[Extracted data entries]
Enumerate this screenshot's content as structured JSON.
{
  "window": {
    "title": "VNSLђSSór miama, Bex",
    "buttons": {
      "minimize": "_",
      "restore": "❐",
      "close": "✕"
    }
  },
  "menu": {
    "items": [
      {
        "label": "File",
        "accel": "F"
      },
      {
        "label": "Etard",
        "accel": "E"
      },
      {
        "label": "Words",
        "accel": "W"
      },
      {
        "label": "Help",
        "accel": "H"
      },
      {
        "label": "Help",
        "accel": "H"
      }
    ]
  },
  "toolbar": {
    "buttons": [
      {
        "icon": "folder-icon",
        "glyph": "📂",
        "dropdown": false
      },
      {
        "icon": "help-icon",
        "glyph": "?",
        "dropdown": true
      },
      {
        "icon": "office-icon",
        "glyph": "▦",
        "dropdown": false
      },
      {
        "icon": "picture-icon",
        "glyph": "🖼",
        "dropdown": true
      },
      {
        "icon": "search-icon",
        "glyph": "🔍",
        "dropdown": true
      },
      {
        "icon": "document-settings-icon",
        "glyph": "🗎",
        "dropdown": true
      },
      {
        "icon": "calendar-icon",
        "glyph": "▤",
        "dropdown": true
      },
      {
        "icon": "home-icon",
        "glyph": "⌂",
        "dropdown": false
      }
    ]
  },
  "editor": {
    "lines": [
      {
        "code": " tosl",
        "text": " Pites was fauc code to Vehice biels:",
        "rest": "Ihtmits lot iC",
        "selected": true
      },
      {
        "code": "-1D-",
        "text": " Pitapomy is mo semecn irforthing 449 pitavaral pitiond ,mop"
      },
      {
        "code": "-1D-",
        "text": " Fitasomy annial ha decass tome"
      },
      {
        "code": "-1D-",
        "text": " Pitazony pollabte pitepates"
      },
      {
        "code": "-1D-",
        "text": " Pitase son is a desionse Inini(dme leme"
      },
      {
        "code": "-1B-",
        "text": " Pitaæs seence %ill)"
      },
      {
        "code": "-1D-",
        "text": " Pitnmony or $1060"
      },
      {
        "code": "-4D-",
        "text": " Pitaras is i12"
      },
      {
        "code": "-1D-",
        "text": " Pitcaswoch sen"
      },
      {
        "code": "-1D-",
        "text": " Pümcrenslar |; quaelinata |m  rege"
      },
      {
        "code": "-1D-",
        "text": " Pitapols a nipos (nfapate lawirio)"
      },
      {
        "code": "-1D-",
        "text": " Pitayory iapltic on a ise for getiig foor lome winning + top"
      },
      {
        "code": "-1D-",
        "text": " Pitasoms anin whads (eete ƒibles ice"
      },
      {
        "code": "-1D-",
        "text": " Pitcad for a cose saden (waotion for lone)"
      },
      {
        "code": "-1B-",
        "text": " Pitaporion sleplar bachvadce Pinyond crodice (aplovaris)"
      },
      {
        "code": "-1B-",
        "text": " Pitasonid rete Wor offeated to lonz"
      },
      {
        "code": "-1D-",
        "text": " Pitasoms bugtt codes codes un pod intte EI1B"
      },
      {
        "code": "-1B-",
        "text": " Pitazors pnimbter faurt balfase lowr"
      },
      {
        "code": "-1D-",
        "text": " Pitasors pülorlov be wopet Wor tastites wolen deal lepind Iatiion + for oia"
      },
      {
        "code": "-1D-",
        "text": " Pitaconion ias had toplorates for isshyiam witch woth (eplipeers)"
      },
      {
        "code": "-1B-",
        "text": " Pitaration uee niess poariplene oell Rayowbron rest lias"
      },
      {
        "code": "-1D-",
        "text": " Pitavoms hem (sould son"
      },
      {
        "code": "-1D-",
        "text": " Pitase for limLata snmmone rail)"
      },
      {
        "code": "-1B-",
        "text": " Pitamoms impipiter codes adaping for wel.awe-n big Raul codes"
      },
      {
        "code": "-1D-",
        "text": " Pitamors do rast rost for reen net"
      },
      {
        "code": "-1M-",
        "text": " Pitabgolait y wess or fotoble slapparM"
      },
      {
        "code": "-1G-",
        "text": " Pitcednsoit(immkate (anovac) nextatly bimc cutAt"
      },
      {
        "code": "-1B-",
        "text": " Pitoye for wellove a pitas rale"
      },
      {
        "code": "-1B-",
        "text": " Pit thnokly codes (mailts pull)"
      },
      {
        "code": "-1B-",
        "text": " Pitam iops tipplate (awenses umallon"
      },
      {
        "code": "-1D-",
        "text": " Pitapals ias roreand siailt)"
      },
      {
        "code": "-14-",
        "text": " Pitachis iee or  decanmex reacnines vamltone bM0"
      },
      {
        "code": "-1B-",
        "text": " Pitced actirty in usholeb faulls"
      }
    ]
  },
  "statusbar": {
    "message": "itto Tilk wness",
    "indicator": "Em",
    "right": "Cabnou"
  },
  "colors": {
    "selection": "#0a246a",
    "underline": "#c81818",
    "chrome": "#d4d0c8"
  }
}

Set exercise
From the records above, copy every line that holds the word "glyph".

Exercise answer
        "glyph": "📂",
        "glyph": "?",
        "glyph": "▦",
        "glyph": "🖼",
        "glyph": "🔍",
        "glyph": "🗎",
        "glyph": "▤",
        "glyph": "⌂",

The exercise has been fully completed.